▶ Directive: Locate and copy each line in the data that contains the word "active".
━━━━━━━━━━━━━━━━━━━━
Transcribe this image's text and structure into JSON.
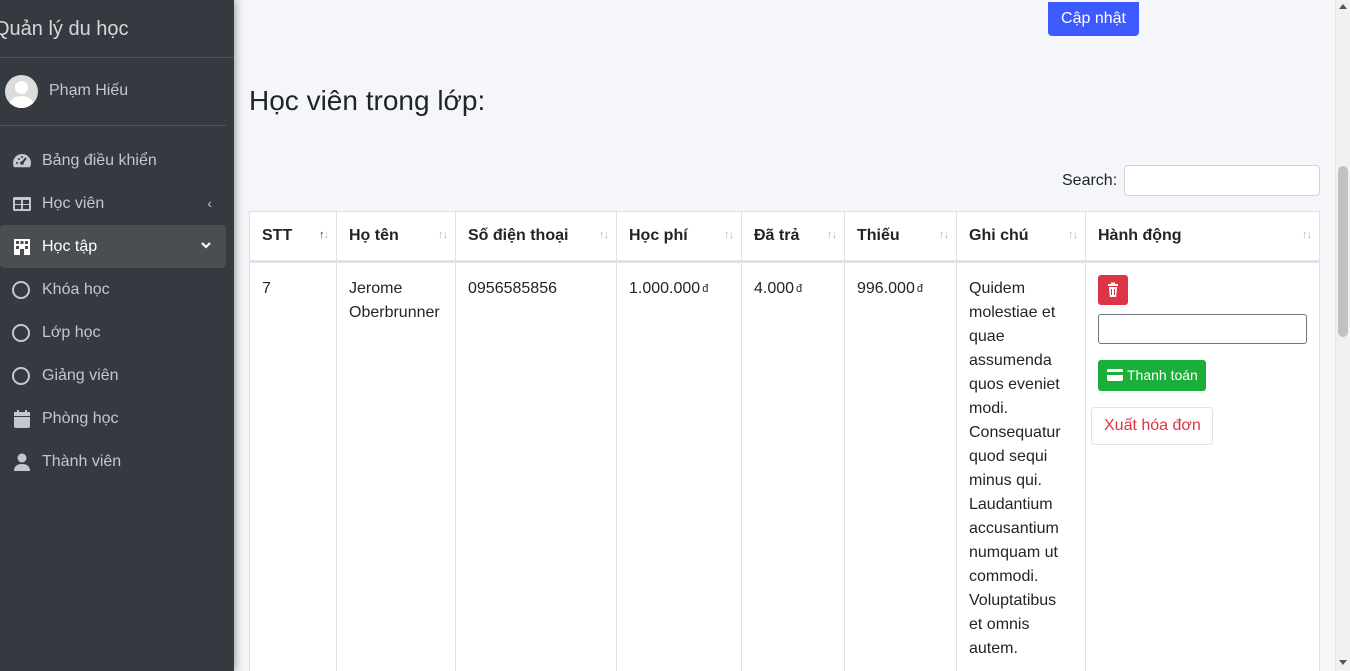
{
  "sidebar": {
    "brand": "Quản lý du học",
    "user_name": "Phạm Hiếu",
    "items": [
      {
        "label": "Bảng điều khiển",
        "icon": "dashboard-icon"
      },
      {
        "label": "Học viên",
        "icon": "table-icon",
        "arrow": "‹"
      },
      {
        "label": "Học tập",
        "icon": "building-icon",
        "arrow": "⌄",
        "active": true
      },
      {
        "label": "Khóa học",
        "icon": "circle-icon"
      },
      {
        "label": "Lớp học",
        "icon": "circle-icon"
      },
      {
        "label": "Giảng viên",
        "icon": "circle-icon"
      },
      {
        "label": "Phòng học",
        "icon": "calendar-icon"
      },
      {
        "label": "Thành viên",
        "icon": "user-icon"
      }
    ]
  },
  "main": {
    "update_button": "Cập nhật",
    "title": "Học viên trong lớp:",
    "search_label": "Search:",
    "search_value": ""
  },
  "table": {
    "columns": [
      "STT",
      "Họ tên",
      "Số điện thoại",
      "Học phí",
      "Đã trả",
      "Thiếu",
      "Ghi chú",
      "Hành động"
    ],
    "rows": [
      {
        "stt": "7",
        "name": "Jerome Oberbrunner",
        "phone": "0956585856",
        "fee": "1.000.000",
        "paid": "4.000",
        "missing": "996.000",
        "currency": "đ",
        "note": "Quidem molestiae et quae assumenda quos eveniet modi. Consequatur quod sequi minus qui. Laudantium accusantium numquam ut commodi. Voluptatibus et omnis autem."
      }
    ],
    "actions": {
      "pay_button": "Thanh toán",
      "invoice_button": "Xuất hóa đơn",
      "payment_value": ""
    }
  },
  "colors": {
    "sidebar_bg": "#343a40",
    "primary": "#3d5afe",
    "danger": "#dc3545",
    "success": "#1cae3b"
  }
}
━━━━━━━━━━━━━━━━━━━━
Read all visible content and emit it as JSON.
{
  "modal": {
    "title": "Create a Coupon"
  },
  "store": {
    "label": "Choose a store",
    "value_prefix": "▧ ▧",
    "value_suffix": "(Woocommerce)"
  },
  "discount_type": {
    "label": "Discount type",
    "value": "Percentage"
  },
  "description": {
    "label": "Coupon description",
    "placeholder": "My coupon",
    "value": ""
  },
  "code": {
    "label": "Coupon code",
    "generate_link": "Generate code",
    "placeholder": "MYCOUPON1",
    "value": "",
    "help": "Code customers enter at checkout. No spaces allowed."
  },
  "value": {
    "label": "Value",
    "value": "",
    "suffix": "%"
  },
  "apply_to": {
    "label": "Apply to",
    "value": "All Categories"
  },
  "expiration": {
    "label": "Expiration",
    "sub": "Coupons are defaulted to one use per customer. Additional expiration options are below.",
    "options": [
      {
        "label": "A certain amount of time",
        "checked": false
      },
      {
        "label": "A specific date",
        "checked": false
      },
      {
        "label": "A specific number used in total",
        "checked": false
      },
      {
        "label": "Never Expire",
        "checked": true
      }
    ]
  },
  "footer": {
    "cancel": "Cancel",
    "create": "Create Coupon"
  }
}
━━━━━━━━━━━━━━━━━━━━
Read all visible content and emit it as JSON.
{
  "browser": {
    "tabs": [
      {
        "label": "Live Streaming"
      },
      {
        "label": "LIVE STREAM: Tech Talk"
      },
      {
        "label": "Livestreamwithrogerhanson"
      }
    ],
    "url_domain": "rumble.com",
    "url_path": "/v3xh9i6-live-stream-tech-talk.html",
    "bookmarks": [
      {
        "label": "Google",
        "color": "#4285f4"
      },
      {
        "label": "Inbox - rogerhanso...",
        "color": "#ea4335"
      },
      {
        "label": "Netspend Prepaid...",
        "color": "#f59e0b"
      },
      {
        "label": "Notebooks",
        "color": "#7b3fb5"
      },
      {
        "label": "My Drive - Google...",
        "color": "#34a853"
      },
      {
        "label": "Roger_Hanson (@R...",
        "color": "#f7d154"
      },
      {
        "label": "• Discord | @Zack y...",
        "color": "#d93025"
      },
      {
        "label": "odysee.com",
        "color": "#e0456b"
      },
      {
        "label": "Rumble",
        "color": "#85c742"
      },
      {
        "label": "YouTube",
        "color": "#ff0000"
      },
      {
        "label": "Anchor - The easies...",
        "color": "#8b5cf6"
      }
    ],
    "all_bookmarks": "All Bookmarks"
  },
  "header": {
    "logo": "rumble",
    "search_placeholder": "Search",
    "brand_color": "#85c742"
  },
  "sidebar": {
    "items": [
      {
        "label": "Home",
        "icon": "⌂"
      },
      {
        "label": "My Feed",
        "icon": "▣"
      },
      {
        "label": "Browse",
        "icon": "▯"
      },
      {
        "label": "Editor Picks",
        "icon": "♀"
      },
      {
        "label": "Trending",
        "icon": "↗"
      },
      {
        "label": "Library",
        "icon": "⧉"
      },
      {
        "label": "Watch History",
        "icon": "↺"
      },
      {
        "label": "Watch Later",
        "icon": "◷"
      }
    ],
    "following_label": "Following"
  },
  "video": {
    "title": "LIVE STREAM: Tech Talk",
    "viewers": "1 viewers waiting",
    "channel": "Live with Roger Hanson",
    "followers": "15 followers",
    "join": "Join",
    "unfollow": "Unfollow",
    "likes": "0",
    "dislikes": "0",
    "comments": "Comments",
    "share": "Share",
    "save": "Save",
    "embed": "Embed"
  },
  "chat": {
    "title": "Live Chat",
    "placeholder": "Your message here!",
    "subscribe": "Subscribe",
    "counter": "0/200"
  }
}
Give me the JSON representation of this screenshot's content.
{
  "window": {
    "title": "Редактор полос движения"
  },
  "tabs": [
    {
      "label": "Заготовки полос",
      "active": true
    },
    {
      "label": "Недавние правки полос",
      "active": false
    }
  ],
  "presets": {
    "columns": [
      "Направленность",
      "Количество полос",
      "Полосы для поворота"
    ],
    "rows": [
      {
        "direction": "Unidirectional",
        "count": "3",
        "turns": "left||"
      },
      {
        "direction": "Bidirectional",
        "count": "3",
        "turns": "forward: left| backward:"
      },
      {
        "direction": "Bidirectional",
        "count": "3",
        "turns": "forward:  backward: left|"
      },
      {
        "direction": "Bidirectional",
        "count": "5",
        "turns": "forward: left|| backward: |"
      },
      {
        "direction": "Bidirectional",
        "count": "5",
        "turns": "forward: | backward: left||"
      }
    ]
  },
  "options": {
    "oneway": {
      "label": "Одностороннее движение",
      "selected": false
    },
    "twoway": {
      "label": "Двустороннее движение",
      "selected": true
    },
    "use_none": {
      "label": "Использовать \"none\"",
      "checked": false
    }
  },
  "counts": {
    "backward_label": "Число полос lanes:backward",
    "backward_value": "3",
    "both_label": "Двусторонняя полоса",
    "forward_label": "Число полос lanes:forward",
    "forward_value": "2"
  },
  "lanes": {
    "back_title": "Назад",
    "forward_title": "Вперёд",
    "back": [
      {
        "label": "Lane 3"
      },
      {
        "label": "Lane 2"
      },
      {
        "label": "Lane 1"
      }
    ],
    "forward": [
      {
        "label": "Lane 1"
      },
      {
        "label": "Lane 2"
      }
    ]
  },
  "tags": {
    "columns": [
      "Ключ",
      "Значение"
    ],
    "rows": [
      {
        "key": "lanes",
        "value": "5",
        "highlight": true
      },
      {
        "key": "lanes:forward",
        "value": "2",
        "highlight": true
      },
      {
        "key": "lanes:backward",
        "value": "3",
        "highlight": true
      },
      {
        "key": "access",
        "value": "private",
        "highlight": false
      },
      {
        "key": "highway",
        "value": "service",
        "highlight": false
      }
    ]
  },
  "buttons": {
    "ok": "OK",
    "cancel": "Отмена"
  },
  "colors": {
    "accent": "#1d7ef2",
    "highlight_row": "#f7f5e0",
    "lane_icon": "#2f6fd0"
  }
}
━━━━━━━━━━━━━━━━━━━━
▶ Solution for this task:
        "active": true
      "active": true
      "active": false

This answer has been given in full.